Output each entry that follows exactly. Images stay out.

--*--

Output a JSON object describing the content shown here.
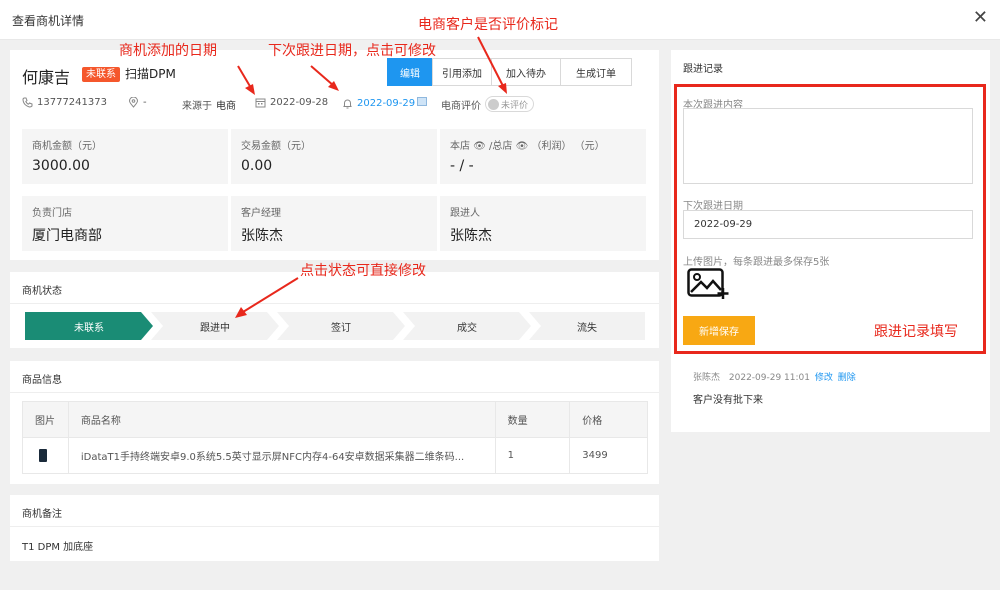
{
  "window": {
    "title": "查看商机详情",
    "close": "✕"
  },
  "header": {
    "name": "何康吉",
    "badge": "未联系",
    "tag": "扫描DPM",
    "buttons": [
      "编辑",
      "引用添加",
      "加入待办",
      "生成订单"
    ]
  },
  "info": {
    "phone": "13777241373",
    "location": "-",
    "source_label": "来源于",
    "source_value": "电商",
    "added_date": "2022-09-28",
    "next_date": "2022-09-29",
    "eval_label": "电商评价",
    "eval_state": "未评价"
  },
  "stats": [
    {
      "label": "商机金额（元）",
      "value": "3000.00"
    },
    {
      "label": "交易金额（元）",
      "value": "0.00"
    },
    {
      "label": "本店 👁 /总店 👁 （利润） （元）",
      "value": "- / -"
    },
    {
      "label": "负责门店",
      "value": "厦门电商部"
    },
    {
      "label": "客户经理",
      "value": "张陈杰"
    },
    {
      "label": "跟进人",
      "value": "张陈杰"
    }
  ],
  "status": {
    "title": "商机状态",
    "steps": [
      "未联系",
      "跟进中",
      "签订",
      "成交",
      "流失"
    ],
    "active_index": 0
  },
  "goods": {
    "title": "商品信息",
    "columns": [
      "图片",
      "商品名称",
      "数量",
      "价格"
    ],
    "rows": [
      {
        "name": "iDataT1手持终端安卓9.0系统5.5英寸显示屏NFC内存4-64安卓数据采集器二维条码...",
        "qty": "1",
        "price": "3499"
      }
    ]
  },
  "remark": {
    "title": "商机备注",
    "text": "T1  DPM 加底座"
  },
  "followup": {
    "title": "跟进记录",
    "content_label": "本次跟进内容",
    "next_label": "下次跟进日期",
    "next_value": "2022-09-29",
    "upload_label": "上传图片，每条跟进最多保存5张",
    "save_label": "新增保存",
    "fill_note": "跟进记录填写"
  },
  "log": {
    "user": "张陈杰",
    "time": "2022-09-29 11:01",
    "edit": "修改",
    "delete": "删除",
    "text": "客户没有批下来"
  },
  "annotations": {
    "added_date": "商机添加的日期",
    "next_date": "下次跟进日期，点击可修改",
    "eval_mark": "电商客户是否评价标记",
    "status_edit": "点击状态可直接修改"
  },
  "colors": {
    "primary": "#1e96f0",
    "active_step": "#1a8c75",
    "badge": "#f5572c",
    "save": "#f8a813",
    "annotation": "#e8281c"
  }
}
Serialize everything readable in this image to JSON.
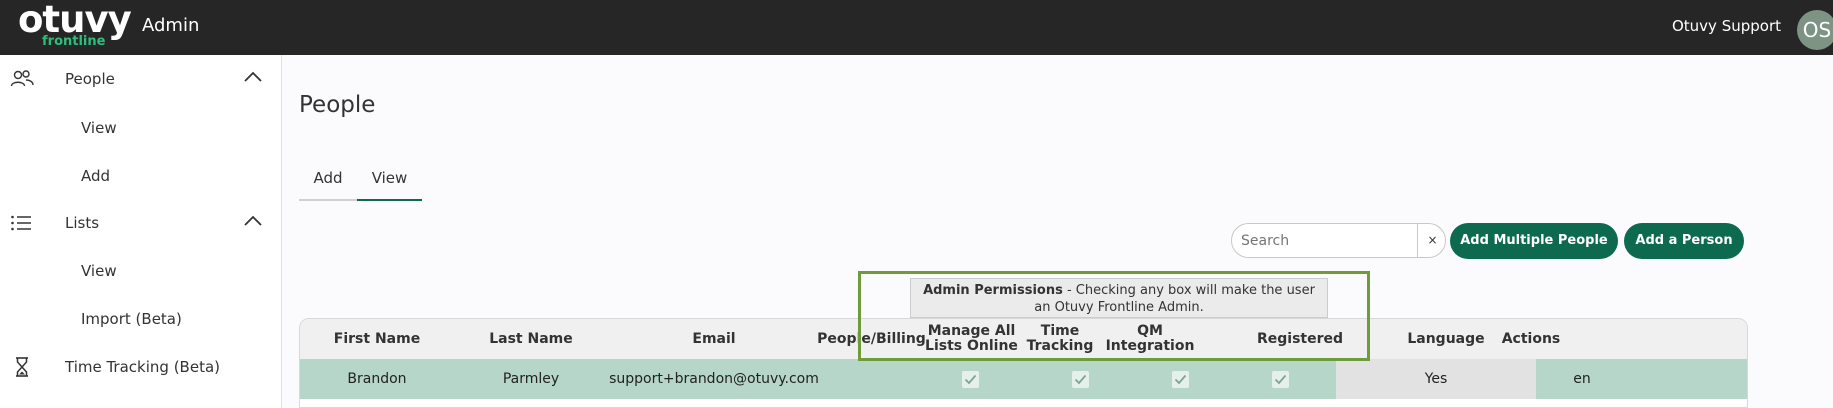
{
  "header": {
    "logo_text": "otuvy",
    "logo_subtext": "frontline",
    "app_title": "Admin",
    "user_name": "Otuvy Support",
    "avatar_initials": "OS"
  },
  "sidebar": {
    "sections": [
      {
        "label": "People",
        "icon": "people-icon",
        "items": [
          "View",
          "Add"
        ]
      },
      {
        "label": "Lists",
        "icon": "list-icon",
        "items": [
          "View",
          "Import (Beta)"
        ]
      },
      {
        "label": "Time Tracking (Beta)",
        "icon": "hourglass-icon",
        "items": []
      }
    ]
  },
  "main": {
    "title": "People",
    "tabs": [
      {
        "label": "Add"
      },
      {
        "label": "View"
      }
    ],
    "search": {
      "placeholder": "Search",
      "value": "",
      "clear": "×"
    },
    "buttons": {
      "add_multiple": "Add Multiple People",
      "add_person": "Add a Person"
    },
    "tooltip": {
      "bold": "Admin Permissions",
      "rest": " - Checking any box will make the user",
      "line2": "an Otuvy Frontline Admin."
    },
    "table": {
      "headers": [
        "First Name",
        "Last Name",
        "Email",
        "People/Billing",
        "Manage All Lists Online",
        "Time Tracking",
        "QM Integration",
        "Registered",
        "Language",
        "Actions"
      ],
      "rows": [
        {
          "first": "Brandon",
          "last": "Parmley",
          "email": "support+brandon@otuvy.com",
          "people_billing": true,
          "manage_lists": true,
          "time_tracking": true,
          "qm": true,
          "registered": "Yes",
          "language": "en",
          "actions": ""
        }
      ]
    }
  },
  "colors": {
    "topbar": "#262626",
    "brand_green": "#0e6a4f",
    "logo_green": "#2dbf7a",
    "row_selected": "#b5d6c8",
    "highlight_border": "#6f9c3a"
  }
}
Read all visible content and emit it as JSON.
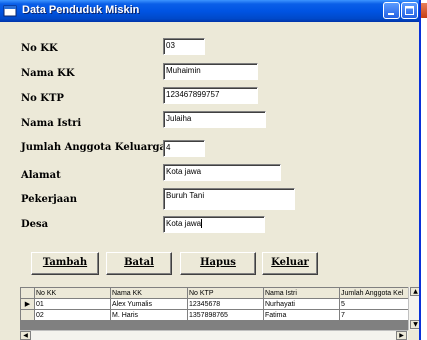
{
  "window": {
    "title": "Data Penduduk Miskin",
    "icon": "app-icon"
  },
  "form": {
    "no_kk": {
      "label": "No KK",
      "value": "03"
    },
    "nama_kk": {
      "label": "Nama KK",
      "value": "Muhaimin"
    },
    "no_ktp": {
      "label": "No KTP",
      "value": "123467899757"
    },
    "nama_istri": {
      "label": "Nama Istri",
      "value": "Julaiha"
    },
    "jumlah_anggota": {
      "label": "Jumlah Anggota Keluarga",
      "value": "4"
    },
    "alamat": {
      "label": "Alamat",
      "value": "Kota jawa"
    },
    "pekerjaan": {
      "label": "Pekerjaan",
      "value": "Buruh Tani"
    },
    "desa": {
      "label": "Desa",
      "value": "Kota jawa"
    }
  },
  "buttons": {
    "tambah": "Tambah",
    "batal": "Batal",
    "hapus": "Hapus",
    "keluar": "Keluar"
  },
  "grid": {
    "columns": [
      "No KK",
      "Nama KK",
      "No KTP",
      "Nama Istri",
      "Jumlah Anggota Kel"
    ],
    "rows": [
      [
        "01",
        "Alex Yumalis",
        "12345678",
        "Nurhayati",
        "5"
      ],
      [
        "02",
        "M. Haris",
        "1357898765",
        "Fatima",
        "7"
      ]
    ],
    "current_row_marker": "▶"
  },
  "colors": {
    "titlebar": "#0054e3",
    "window_bg": "#ece9d8",
    "close_button": "#c63e14"
  }
}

--*--

→ **Completed exercise**
Output a JSON object describing the content shown here.
{
  "window": {
    "title": "查看商机详情",
    "close": "✕"
  },
  "header": {
    "name": "何康吉",
    "badge": "未联系",
    "tag": "扫描DPM",
    "buttons": [
      "编辑",
      "引用添加",
      "加入待办",
      "生成订单"
    ]
  },
  "info": {
    "phone": "13777241373",
    "location": "-",
    "source_label": "来源于",
    "source_value": "电商",
    "added_date": "2022-09-28",
    "next_date": "2022-09-29",
    "eval_label": "电商评价",
    "eval_state": "未评价"
  },
  "stats": [
    {
      "label": "商机金额（元）",
      "value": "3000.00"
    },
    {
      "label": "交易金额（元）",
      "value": "0.00"
    },
    {
      "label": "本店 👁 /总店 👁 （利润） （元）",
      "value": "- / -"
    },
    {
      "label": "负责门店",
      "value": "厦门电商部"
    },
    {
      "label": "客户经理",
      "value": "张陈杰"
    },
    {
      "label": "跟进人",
      "value": "张陈杰"
    }
  ],
  "status": {
    "title": "商机状态",
    "steps": [
      "未联系",
      "跟进中",
      "签订",
      "成交",
      "流失"
    ],
    "active_index": 0
  },
  "goods": {
    "title": "商品信息",
    "columns": [
      "图片",
      "商品名称",
      "数量",
      "价格"
    ],
    "rows": [
      {
        "name": "iDataT1手持终端安卓9.0系统5.5英寸显示屏NFC内存4-64安卓数据采集器二维条码...",
        "qty": "1",
        "price": "3499"
      }
    ]
  },
  "remark": {
    "title": "商机备注",
    "text": "T1  DPM 加底座"
  },
  "followup": {
    "title": "跟进记录",
    "content_label": "本次跟进内容",
    "next_label": "下次跟进日期",
    "next_value": "2022-09-29",
    "upload_label": "上传图片，每条跟进最多保存5张",
    "save_label": "新增保存",
    "fill_note": "跟进记录填写"
  },
  "log": {
    "user": "张陈杰",
    "time": "2022-09-29 11:01",
    "edit": "修改",
    "delete": "删除",
    "text": "客户没有批下来"
  },
  "annotations": {
    "added_date": "商机添加的日期",
    "next_date": "下次跟进日期，点击可修改",
    "eval_mark": "电商客户是否评价标记",
    "status_edit": "点击状态可直接修改"
  },
  "colors": {
    "primary": "#1e96f0",
    "active_step": "#1a8c75",
    "badge": "#f5572c",
    "save": "#f8a813",
    "annotation": "#e8281c"
  }
}
Serialize everything readable in this image to JSON.
{
  "header": {
    "logo_text": "otuvy",
    "logo_subtext": "frontline",
    "app_title": "Admin",
    "user_name": "Otuvy Support",
    "avatar_initials": "OS"
  },
  "sidebar": {
    "sections": [
      {
        "label": "People",
        "icon": "people-icon",
        "items": [
          "View",
          "Add"
        ]
      },
      {
        "label": "Lists",
        "icon": "list-icon",
        "items": [
          "View",
          "Import (Beta)"
        ]
      },
      {
        "label": "Time Tracking (Beta)",
        "icon": "hourglass-icon",
        "items": []
      }
    ]
  },
  "main": {
    "title": "People",
    "tabs": [
      {
        "label": "Add"
      },
      {
        "label": "View"
      }
    ],
    "search": {
      "placeholder": "Search",
      "value": "",
      "clear": "×"
    },
    "buttons": {
      "add_multiple": "Add Multiple People",
      "add_person": "Add a Person"
    },
    "tooltip": {
      "bold": "Admin Permissions",
      "rest": " - Checking any box will make the user",
      "line2": "an Otuvy Frontline Admin."
    },
    "table": {
      "headers": [
        "First Name",
        "Last Name",
        "Email",
        "People/Billing",
        "Manage All Lists Online",
        "Time Tracking",
        "QM Integration",
        "Registered",
        "Language",
        "Actions"
      ],
      "rows": [
        {
          "first": "Brandon",
          "last": "Parmley",
          "email": "support+brandon@otuvy.com",
          "people_billing": true,
          "manage_lists": true,
          "time_tracking": true,
          "qm": true,
          "registered": "Yes",
          "language": "en",
          "actions": ""
        }
      ]
    }
  },
  "colors": {
    "topbar": "#262626",
    "brand_green": "#0e6a4f",
    "logo_green": "#2dbf7a",
    "row_selected": "#b5d6c8",
    "highlight_border": "#6f9c3a"
  }
}
Read all visible content and emit it as JSON.
{
  "window": {
    "title": "Data Penduduk Miskin",
    "icon": "app-icon"
  },
  "form": {
    "no_kk": {
      "label": "No KK",
      "value": "03"
    },
    "nama_kk": {
      "label": "Nama KK",
      "value": "Muhaimin"
    },
    "no_ktp": {
      "label": "No KTP",
      "value": "123467899757"
    },
    "nama_istri": {
      "label": "Nama Istri",
      "value": "Julaiha"
    },
    "jumlah_anggota": {
      "label": "Jumlah Anggota Keluarga",
      "value": "4"
    },
    "alamat": {
      "label": "Alamat",
      "value": "Kota jawa"
    },
    "pekerjaan": {
      "label": "Pekerjaan",
      "value": "Buruh Tani"
    },
    "desa": {
      "label": "Desa",
      "value": "Kota jawa"
    }
  },
  "buttons": {
    "tambah": "Tambah",
    "batal": "Batal",
    "hapus": "Hapus",
    "keluar": "Keluar"
  },
  "grid": {
    "columns": [
      "No KK",
      "Nama KK",
      "No KTP",
      "Nama Istri",
      "Jumlah Anggota Kel"
    ],
    "rows": [
      [
        "01",
        "Alex Yumalis",
        "12345678",
        "Nurhayati",
        "5"
      ],
      [
        "02",
        "M. Haris",
        "1357898765",
        "Fatima",
        "7"
      ]
    ],
    "current_row_marker": "▶"
  },
  "colors": {
    "titlebar": "#0054e3",
    "window_bg": "#ece9d8",
    "close_button": "#c63e14"
  }
}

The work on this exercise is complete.